▶ _Aim of the exercise_
Exclude the pictures and reproduce the remaining data exactly as written.

Begin Provided information

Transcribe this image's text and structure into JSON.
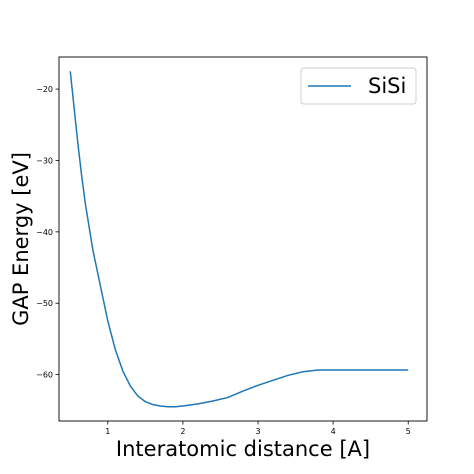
{
  "chart_data": {
    "type": "line",
    "xlabel": "Interatomic distance [A]",
    "ylabel": "GAP Energy [eV]",
    "xlim": [
      0.35,
      5.25
    ],
    "ylim": [
      -66.5,
      -15.5
    ],
    "xticks": [
      1,
      2,
      3,
      4,
      5
    ],
    "yticks": [
      -20,
      -30,
      -40,
      -50,
      -60
    ],
    "grid": false,
    "legend_position": "upper right",
    "series": [
      {
        "name": "SiSi",
        "color": "#1f77b4",
        "x": [
          0.5,
          0.55,
          0.6,
          0.65,
          0.7,
          0.8,
          0.9,
          1.0,
          1.1,
          1.2,
          1.3,
          1.4,
          1.5,
          1.6,
          1.7,
          1.8,
          1.9,
          2.0,
          2.2,
          2.4,
          2.6,
          2.8,
          3.0,
          3.2,
          3.4,
          3.6,
          3.8,
          3.9,
          4.0,
          4.5,
          5.0
        ],
        "y": [
          -17.5,
          -22.5,
          -27.5,
          -32,
          -36,
          -42.5,
          -47.5,
          -52.5,
          -56.5,
          -59.5,
          -61.6,
          -63,
          -63.8,
          -64.2,
          -64.4,
          -64.5,
          -64.5,
          -64.4,
          -64.1,
          -63.7,
          -63.2,
          -62.3,
          -61.5,
          -60.8,
          -60.1,
          -59.6,
          -59.35,
          -59.35,
          -59.35,
          -59.35,
          -59.35
        ]
      }
    ]
  }
}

End Provided information

▶ _Complete response_
Transcribe this image's text and structure into JSON.
{
  "chart_data": {
    "type": "line",
    "xlabel": "Interatomic distance [A]",
    "ylabel": "GAP Energy [eV]",
    "xlim": [
      0.35,
      5.25
    ],
    "ylim": [
      -66.5,
      -15.5
    ],
    "xticks": [
      1,
      2,
      3,
      4,
      5
    ],
    "yticks": [
      -20,
      -30,
      -40,
      -50,
      -60
    ],
    "grid": false,
    "legend_position": "upper right",
    "series": [
      {
        "name": "SiSi",
        "color": "#1f77b4",
        "x": [
          0.5,
          0.55,
          0.6,
          0.65,
          0.7,
          0.8,
          0.9,
          1.0,
          1.1,
          1.2,
          1.3,
          1.4,
          1.5,
          1.6,
          1.7,
          1.8,
          1.9,
          2.0,
          2.2,
          2.4,
          2.6,
          2.8,
          3.0,
          3.2,
          3.4,
          3.6,
          3.8,
          3.9,
          4.0,
          4.5,
          5.0
        ],
        "y": [
          -17.5,
          -22.5,
          -27.5,
          -32,
          -36,
          -42.5,
          -47.5,
          -52.5,
          -56.5,
          -59.5,
          -61.6,
          -63,
          -63.8,
          -64.2,
          -64.4,
          -64.5,
          -64.5,
          -64.4,
          -64.1,
          -63.7,
          -63.2,
          -62.3,
          -61.5,
          -60.8,
          -60.1,
          -59.6,
          -59.35,
          -59.35,
          -59.35,
          -59.35,
          -59.35
        ]
      }
    ]
  }
}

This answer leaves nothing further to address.